[begin RECORD SET]

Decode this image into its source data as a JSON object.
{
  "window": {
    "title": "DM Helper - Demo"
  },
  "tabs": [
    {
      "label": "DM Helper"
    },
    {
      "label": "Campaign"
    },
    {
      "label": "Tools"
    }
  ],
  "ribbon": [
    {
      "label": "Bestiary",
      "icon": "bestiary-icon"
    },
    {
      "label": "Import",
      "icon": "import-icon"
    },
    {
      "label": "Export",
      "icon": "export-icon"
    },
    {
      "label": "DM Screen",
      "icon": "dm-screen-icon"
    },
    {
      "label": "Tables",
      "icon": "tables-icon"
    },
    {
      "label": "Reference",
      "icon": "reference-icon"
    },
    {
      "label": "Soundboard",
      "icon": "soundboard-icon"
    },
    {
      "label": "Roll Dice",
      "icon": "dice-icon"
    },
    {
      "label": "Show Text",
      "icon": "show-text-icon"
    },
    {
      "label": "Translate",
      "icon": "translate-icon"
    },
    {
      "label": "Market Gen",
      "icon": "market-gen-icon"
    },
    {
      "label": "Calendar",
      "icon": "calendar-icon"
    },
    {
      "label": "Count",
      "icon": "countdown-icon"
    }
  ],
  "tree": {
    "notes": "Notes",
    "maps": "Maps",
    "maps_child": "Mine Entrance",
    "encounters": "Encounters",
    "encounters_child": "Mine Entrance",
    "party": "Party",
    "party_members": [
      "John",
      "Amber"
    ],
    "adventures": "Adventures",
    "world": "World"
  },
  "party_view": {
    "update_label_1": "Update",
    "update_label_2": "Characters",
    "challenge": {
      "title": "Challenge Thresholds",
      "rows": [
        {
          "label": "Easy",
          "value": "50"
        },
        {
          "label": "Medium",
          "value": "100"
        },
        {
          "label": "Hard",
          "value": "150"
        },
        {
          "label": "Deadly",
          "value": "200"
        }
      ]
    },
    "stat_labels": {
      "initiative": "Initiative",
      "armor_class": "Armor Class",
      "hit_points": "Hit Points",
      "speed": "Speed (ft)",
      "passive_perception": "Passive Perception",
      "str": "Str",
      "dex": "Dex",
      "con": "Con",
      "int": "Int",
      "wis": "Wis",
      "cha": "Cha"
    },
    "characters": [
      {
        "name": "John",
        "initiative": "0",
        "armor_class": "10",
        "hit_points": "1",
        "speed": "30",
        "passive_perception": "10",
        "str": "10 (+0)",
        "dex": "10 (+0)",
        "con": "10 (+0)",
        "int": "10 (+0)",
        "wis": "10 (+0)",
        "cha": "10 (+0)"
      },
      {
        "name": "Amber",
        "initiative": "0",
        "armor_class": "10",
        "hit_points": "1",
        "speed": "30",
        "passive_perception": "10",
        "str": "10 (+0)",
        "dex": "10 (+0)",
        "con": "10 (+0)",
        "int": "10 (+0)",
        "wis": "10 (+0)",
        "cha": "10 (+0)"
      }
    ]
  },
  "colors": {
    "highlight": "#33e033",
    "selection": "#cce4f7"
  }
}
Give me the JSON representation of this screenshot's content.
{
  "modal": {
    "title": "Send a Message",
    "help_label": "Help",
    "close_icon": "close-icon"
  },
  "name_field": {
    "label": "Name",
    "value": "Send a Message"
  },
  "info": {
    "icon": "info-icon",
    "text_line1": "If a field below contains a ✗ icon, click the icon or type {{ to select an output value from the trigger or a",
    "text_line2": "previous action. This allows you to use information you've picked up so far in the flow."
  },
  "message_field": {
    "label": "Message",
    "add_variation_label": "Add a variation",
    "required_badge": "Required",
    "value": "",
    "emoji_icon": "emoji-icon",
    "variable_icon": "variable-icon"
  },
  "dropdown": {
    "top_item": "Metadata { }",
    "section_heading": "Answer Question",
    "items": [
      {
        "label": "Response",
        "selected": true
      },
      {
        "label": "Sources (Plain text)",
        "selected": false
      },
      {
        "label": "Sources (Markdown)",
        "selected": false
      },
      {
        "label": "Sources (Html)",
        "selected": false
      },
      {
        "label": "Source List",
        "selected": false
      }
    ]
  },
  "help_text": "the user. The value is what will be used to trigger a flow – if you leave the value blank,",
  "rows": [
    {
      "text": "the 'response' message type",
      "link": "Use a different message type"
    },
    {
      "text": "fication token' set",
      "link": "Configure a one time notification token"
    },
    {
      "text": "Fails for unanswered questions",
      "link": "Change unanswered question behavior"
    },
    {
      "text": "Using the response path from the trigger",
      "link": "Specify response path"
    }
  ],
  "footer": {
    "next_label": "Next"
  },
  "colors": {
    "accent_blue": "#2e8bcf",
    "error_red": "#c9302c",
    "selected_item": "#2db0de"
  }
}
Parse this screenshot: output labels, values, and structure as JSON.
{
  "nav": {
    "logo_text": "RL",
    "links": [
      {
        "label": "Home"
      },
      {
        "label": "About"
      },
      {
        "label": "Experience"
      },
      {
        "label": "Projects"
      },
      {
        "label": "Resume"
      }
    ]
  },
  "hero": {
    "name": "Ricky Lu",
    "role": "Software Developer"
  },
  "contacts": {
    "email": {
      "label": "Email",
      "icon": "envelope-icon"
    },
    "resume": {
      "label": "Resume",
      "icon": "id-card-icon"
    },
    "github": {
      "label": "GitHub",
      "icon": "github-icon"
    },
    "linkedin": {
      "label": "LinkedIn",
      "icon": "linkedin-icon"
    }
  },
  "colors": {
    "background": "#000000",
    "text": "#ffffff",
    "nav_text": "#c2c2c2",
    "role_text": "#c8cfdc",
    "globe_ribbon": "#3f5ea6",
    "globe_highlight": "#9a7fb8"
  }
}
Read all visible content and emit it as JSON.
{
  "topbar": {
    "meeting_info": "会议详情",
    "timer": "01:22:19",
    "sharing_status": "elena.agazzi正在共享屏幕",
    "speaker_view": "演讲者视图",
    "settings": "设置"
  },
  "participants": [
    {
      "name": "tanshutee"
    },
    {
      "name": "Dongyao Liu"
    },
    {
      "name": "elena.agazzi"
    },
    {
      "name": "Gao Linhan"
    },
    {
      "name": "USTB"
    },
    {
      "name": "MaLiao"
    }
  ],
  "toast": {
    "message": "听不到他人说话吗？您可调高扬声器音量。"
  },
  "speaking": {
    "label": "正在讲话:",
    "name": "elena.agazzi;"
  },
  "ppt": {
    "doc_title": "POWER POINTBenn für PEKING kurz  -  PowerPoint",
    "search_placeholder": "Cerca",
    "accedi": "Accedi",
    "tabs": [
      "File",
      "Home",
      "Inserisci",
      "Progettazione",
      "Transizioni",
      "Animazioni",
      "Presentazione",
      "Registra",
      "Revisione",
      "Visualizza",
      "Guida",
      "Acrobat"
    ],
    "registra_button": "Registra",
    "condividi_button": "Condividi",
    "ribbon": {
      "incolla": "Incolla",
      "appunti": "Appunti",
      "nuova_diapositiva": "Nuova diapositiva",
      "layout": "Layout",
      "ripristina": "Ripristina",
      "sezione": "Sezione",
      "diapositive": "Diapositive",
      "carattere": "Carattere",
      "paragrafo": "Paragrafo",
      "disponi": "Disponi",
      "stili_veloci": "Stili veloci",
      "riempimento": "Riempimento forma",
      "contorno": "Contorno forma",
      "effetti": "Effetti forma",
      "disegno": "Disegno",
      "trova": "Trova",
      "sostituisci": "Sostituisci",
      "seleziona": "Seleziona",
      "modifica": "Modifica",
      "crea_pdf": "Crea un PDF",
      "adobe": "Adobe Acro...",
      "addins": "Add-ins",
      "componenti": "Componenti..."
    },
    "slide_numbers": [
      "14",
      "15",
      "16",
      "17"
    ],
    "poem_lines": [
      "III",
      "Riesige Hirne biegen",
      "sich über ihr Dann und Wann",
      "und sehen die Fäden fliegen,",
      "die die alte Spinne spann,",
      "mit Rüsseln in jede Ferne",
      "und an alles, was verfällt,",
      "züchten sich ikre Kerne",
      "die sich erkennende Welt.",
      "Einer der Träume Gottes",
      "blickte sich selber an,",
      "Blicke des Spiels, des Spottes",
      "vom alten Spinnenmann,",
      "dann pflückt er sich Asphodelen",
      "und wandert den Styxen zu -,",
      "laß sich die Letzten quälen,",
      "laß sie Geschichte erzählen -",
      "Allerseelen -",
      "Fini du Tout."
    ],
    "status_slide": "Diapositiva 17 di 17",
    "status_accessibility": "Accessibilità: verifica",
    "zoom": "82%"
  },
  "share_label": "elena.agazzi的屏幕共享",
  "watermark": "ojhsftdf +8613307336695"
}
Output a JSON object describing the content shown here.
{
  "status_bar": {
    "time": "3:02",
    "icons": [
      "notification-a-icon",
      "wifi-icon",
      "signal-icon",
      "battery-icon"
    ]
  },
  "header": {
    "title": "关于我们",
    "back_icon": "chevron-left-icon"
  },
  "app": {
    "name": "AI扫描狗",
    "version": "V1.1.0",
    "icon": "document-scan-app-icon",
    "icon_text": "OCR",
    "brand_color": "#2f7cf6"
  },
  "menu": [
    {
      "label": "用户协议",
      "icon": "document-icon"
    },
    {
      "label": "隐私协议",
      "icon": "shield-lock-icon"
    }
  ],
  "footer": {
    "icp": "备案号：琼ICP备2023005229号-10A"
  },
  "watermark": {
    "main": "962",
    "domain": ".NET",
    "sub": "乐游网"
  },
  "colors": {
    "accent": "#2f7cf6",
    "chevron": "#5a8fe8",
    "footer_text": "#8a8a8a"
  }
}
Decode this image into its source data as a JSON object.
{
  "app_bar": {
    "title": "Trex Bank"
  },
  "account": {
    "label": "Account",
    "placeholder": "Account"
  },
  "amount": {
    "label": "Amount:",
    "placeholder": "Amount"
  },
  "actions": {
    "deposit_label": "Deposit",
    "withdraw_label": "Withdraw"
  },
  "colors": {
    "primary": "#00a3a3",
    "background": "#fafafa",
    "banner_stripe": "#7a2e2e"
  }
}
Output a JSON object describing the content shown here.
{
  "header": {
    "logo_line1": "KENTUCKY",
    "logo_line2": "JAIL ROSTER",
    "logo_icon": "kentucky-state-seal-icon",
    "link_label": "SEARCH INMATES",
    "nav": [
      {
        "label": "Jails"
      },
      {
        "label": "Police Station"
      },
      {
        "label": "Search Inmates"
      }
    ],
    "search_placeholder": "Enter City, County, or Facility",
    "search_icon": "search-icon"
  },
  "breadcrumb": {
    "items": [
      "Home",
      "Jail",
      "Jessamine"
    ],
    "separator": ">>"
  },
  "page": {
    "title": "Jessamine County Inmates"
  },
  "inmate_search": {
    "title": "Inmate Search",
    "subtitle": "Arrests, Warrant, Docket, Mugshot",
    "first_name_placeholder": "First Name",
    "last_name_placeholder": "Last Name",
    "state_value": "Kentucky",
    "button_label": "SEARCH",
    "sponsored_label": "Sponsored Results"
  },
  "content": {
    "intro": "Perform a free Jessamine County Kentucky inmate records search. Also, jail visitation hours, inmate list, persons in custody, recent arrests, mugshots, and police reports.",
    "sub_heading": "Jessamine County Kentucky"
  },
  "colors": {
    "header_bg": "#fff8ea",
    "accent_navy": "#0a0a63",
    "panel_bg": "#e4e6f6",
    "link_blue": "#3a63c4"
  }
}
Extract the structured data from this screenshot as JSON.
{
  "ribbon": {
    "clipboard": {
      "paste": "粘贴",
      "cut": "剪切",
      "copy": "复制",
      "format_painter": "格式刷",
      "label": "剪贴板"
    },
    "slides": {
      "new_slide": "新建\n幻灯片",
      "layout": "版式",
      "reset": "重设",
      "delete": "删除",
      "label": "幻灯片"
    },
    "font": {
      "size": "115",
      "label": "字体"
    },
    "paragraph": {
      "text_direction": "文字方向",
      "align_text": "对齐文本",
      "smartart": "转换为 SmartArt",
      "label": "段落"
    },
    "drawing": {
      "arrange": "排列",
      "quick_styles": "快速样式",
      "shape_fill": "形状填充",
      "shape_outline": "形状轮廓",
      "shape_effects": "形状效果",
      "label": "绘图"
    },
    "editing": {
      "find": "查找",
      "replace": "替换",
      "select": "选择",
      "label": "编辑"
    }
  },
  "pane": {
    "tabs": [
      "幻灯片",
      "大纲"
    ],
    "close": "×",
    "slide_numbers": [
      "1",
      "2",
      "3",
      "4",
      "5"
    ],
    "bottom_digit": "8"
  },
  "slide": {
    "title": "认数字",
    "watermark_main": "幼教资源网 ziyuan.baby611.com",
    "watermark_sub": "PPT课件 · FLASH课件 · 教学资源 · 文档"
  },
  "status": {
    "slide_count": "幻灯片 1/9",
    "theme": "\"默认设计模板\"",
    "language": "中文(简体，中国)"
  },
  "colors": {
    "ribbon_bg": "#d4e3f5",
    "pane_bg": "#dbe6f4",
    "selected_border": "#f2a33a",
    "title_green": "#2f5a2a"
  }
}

[end RECORD SET]

▸ WORK TO DO
Search the records for the word "Jessamine", then list every line that has it.

▸ ANSWER TO THIS PROBLEM
      "Jessamine"
    "title": "Jessamine County Inmates"
    "intro": "Perform a free Jessamine County Kentucky inmate records search. Also, jail visitation hours, inmate list, persons in custody, recent arrests, mugshots, and police reports.",
    "sub_heading": "Jessamine County Kentucky"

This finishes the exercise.